Pull out every line below containing the word "Nizar".

↓↓↓

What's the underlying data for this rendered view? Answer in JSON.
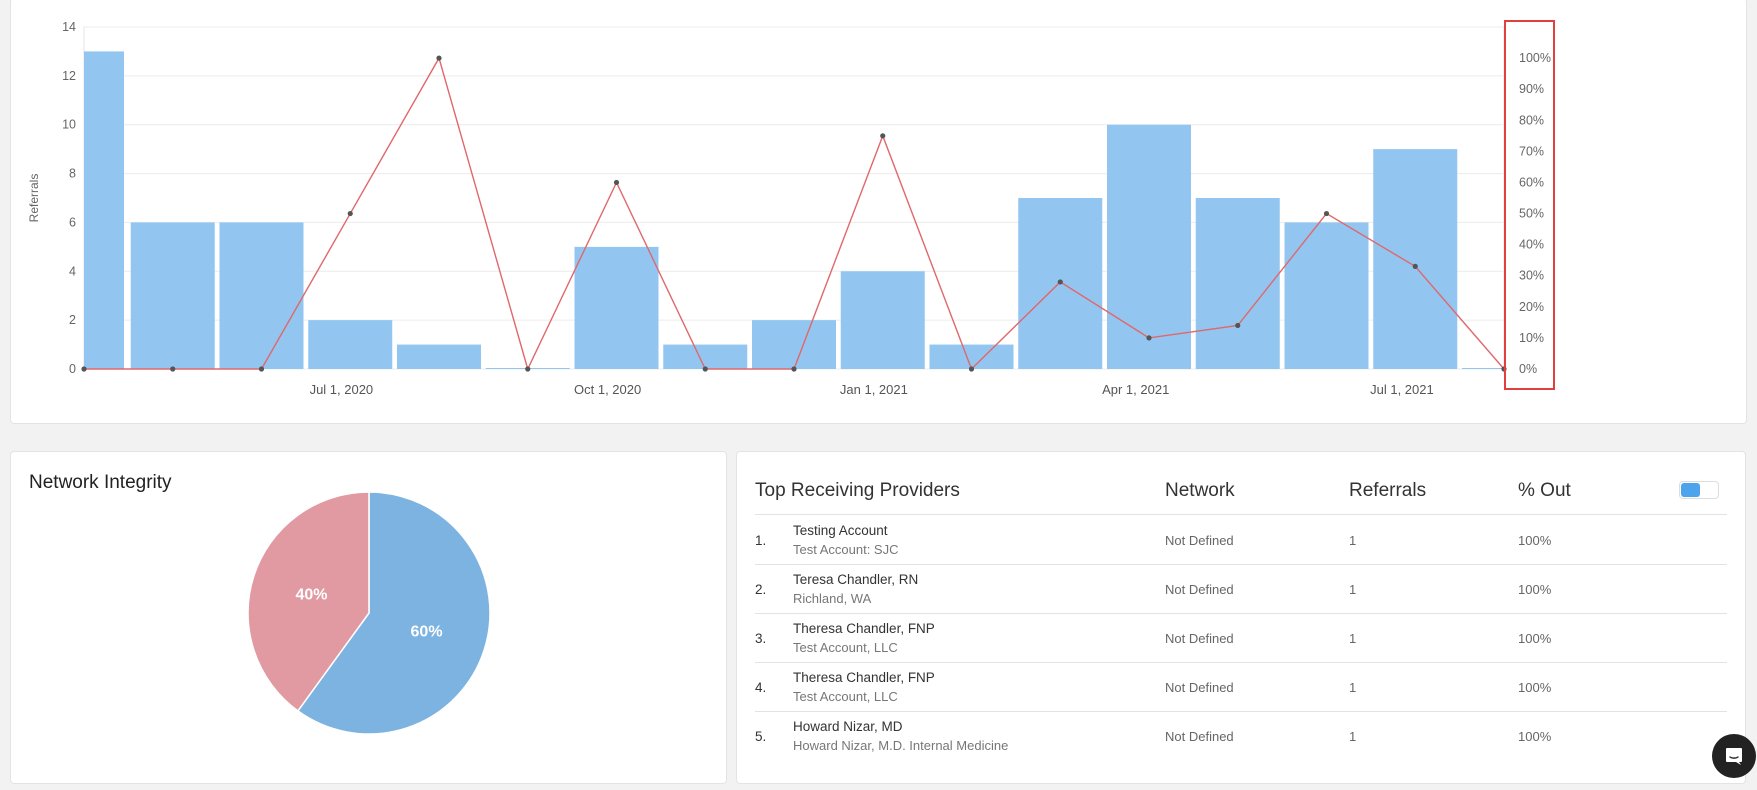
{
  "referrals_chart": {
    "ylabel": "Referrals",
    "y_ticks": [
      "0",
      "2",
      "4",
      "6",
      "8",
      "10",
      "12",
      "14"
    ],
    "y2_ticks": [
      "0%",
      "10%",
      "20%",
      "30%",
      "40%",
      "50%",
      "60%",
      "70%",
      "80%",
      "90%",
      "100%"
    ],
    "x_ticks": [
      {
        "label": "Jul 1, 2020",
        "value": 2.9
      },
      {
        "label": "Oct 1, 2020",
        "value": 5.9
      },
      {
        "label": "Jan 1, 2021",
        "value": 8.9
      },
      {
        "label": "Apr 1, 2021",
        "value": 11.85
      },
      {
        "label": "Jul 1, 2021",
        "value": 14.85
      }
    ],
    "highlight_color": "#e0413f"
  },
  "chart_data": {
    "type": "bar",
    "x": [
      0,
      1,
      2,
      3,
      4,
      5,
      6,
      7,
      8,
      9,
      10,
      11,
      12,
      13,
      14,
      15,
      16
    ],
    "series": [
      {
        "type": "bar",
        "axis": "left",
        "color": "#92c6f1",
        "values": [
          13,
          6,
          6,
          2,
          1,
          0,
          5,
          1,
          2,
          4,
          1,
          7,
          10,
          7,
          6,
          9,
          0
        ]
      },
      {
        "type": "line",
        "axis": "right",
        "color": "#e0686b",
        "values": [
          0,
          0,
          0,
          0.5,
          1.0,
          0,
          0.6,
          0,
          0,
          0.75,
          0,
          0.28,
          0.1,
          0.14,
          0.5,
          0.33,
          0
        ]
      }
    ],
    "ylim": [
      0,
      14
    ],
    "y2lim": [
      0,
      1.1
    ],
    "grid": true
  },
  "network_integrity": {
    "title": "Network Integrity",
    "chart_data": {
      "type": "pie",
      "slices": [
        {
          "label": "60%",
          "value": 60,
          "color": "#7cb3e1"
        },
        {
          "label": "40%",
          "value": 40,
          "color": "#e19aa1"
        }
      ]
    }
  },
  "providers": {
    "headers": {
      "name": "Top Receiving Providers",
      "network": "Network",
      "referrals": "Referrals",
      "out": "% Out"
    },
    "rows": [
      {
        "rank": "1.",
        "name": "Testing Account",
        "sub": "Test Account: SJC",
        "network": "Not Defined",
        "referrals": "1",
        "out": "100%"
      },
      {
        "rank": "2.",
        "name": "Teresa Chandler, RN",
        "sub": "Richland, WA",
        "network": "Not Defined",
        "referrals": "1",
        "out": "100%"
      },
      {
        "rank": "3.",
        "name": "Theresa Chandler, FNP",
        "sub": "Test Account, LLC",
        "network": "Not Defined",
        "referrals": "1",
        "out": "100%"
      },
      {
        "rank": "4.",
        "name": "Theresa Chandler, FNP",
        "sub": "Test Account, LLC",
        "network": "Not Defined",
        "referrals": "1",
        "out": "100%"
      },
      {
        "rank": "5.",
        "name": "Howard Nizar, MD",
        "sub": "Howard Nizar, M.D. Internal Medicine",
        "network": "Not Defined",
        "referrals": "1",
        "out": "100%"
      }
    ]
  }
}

↑↑↑

RESPONSE TO THIS TASK
        "name": "Howard Nizar, MD",
        "sub": "Howard Nizar, M.D. Internal Medicine",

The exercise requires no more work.